* START ROWS *

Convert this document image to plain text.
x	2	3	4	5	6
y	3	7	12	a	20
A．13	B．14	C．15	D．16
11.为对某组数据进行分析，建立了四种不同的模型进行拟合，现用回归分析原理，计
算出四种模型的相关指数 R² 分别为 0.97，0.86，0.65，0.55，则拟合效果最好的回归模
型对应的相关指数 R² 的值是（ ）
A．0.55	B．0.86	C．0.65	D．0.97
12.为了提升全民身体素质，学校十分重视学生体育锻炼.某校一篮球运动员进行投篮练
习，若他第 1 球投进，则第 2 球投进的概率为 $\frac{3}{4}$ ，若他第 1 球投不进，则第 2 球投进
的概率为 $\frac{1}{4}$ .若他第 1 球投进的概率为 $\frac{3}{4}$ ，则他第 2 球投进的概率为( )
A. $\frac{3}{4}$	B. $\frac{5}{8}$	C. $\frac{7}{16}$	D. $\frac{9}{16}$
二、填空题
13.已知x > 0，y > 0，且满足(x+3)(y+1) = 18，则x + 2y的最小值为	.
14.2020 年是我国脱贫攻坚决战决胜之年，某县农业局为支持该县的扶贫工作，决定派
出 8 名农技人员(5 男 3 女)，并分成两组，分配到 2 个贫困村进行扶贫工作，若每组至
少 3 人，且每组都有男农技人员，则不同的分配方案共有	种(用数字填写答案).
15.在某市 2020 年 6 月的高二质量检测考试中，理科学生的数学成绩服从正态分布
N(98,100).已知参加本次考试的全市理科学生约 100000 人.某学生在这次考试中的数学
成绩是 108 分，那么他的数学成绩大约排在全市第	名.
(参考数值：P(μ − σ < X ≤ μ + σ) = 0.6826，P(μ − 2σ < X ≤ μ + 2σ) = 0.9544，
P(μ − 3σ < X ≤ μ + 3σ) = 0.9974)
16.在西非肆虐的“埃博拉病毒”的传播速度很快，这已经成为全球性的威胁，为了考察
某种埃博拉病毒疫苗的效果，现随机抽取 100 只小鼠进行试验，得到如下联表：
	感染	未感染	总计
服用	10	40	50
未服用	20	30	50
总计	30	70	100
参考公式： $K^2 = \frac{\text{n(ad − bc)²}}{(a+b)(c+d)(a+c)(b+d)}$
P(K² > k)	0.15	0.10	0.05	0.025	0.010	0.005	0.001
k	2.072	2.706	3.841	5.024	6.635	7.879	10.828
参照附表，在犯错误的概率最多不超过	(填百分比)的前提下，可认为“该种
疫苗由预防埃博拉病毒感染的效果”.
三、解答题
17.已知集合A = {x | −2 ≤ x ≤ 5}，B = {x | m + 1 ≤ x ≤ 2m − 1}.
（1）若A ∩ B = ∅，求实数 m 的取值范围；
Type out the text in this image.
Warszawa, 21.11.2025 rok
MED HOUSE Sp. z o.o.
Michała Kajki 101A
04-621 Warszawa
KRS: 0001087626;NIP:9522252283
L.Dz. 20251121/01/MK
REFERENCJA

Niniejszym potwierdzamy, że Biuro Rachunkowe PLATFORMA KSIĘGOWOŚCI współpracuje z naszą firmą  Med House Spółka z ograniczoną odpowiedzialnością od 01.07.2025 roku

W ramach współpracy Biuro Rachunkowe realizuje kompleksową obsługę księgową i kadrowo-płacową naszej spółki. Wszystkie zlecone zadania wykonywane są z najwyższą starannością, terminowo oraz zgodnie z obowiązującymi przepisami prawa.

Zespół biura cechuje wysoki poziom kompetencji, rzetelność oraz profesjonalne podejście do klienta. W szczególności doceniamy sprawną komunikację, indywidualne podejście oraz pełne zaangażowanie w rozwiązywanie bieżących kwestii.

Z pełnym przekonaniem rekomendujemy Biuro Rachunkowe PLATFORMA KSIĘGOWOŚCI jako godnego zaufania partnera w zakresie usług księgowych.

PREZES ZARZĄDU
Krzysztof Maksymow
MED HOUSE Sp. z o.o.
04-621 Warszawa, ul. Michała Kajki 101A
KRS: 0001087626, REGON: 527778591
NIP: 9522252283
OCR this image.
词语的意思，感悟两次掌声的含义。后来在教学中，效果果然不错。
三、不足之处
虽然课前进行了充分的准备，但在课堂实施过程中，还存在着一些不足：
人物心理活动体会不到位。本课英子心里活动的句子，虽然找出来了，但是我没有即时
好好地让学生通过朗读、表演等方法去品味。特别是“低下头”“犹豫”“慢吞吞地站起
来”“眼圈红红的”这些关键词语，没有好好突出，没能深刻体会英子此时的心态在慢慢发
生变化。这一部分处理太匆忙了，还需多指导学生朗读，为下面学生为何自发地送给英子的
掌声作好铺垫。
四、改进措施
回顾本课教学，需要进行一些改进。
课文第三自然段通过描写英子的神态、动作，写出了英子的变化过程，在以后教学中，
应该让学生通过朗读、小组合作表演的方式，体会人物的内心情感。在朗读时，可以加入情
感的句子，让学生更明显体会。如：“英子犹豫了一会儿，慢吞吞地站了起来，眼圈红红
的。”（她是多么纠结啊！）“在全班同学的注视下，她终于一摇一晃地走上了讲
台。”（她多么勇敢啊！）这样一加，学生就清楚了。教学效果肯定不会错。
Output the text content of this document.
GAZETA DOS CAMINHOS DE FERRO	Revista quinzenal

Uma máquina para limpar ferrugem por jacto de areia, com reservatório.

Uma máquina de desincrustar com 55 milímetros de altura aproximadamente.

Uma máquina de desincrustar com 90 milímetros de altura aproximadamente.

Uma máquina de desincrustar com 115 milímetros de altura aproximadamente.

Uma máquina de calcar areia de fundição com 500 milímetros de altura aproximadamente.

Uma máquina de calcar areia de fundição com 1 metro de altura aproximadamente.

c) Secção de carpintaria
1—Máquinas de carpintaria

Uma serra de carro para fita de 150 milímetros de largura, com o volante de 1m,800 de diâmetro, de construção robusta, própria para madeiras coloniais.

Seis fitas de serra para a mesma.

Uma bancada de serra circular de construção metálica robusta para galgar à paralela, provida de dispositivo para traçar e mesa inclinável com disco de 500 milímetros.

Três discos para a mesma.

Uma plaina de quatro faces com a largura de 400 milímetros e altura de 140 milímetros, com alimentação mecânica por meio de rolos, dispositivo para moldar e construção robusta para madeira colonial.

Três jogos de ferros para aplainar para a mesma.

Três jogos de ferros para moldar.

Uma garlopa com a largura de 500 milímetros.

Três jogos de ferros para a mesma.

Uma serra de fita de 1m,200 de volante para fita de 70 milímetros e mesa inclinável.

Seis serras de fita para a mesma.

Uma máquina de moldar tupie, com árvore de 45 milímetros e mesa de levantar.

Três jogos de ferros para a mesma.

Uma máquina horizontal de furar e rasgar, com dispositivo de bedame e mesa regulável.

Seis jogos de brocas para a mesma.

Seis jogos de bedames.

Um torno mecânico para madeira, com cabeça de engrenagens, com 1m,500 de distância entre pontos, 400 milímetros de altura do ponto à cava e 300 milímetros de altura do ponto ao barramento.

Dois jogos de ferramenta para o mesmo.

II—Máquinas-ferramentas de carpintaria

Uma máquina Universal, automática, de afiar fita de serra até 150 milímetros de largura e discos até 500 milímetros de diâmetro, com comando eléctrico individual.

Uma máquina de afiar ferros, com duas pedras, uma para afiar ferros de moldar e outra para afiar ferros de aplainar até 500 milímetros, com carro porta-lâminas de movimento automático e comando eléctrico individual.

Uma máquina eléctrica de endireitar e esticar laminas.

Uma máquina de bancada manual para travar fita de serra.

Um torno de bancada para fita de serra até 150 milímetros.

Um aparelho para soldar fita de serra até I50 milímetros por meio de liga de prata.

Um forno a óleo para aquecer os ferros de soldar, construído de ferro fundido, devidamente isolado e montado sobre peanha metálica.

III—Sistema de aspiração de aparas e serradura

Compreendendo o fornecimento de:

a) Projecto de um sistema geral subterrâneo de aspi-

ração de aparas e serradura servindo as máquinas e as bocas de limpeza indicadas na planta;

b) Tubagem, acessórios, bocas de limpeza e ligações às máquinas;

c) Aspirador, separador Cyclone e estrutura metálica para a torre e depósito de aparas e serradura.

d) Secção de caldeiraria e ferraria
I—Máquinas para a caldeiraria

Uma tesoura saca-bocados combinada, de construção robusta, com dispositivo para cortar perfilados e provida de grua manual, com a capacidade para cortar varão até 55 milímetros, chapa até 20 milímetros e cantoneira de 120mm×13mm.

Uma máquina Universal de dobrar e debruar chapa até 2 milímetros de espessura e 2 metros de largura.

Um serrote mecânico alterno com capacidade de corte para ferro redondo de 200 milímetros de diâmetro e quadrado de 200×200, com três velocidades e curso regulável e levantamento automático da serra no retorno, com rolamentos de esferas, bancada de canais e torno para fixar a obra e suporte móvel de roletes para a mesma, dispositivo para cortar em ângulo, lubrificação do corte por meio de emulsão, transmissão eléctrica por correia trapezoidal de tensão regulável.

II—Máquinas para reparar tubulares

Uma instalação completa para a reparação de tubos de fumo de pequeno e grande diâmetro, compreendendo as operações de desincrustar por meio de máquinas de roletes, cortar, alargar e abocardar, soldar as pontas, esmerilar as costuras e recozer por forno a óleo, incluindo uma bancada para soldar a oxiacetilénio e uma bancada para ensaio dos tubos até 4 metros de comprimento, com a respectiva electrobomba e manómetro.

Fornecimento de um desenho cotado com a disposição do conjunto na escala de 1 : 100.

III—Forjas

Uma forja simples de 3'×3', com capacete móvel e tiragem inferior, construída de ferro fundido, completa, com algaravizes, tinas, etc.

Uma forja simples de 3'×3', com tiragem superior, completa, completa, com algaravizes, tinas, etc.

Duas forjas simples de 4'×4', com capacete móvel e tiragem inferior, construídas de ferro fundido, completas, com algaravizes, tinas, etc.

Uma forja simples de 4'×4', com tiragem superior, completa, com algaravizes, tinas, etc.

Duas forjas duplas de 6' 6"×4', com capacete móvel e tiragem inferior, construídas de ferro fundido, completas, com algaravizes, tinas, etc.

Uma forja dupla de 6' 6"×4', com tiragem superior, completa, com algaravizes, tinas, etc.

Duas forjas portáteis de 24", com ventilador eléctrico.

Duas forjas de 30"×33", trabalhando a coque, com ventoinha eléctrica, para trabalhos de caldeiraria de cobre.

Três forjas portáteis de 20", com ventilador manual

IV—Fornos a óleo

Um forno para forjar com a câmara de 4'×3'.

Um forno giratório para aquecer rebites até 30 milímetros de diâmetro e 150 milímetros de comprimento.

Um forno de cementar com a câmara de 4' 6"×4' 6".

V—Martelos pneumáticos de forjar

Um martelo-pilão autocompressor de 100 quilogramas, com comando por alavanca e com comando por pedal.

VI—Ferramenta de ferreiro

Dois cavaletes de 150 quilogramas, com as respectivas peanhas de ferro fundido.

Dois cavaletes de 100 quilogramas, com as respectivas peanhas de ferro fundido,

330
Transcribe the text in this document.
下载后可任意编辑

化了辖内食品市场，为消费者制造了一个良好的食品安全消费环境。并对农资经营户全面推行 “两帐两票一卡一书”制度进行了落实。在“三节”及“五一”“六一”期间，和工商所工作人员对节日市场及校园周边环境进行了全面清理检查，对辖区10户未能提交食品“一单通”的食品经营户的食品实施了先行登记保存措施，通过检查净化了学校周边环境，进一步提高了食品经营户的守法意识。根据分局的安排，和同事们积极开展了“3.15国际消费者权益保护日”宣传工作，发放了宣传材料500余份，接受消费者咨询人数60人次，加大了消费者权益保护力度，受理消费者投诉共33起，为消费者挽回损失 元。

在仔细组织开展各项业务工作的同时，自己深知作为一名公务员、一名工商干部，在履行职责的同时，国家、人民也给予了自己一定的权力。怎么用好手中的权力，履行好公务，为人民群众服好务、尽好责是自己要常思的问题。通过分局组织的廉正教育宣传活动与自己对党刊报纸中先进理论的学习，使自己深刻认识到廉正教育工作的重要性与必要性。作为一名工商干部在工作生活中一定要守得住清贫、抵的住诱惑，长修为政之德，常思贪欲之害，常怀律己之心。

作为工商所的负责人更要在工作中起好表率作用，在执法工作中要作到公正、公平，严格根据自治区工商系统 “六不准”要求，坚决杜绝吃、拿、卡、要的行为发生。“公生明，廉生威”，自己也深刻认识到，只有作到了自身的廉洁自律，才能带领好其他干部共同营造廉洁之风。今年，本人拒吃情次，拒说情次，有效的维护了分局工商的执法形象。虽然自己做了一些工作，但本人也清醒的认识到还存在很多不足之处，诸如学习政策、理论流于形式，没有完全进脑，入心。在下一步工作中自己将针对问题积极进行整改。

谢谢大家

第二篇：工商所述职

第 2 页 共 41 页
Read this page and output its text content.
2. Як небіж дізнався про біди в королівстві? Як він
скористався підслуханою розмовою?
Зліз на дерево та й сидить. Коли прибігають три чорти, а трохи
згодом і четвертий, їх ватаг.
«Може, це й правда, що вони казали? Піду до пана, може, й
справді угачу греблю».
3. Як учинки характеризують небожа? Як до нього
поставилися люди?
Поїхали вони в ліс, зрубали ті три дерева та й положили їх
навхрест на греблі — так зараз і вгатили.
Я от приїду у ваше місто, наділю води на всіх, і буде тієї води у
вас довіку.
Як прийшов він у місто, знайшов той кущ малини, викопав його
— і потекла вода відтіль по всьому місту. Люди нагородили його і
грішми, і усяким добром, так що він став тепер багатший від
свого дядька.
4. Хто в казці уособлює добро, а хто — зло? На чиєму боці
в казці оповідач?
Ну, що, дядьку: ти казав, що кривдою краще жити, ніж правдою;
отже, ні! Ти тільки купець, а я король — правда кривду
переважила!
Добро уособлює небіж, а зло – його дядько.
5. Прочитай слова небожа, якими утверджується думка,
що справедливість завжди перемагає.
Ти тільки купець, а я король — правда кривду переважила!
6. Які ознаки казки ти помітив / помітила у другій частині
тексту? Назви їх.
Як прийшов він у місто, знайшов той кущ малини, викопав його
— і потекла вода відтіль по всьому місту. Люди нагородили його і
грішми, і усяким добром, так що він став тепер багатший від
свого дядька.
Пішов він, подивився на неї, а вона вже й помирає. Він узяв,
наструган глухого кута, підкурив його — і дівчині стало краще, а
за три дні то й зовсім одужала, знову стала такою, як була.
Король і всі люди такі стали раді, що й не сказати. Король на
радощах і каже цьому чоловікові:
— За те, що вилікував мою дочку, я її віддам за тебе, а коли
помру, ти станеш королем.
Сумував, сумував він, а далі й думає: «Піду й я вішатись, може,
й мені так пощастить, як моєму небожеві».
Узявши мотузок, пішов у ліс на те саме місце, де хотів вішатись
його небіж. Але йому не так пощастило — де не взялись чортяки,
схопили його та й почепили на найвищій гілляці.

* END ROWS *

Only lines with "може" are wanted here; list each of them.

■ REPLY TO THE EXERCISE
«Може, це й правда, що вони казали? Піду до пана, може, й
Сумував, сумував він, а далі й думає: «Піду й я вішатись, може,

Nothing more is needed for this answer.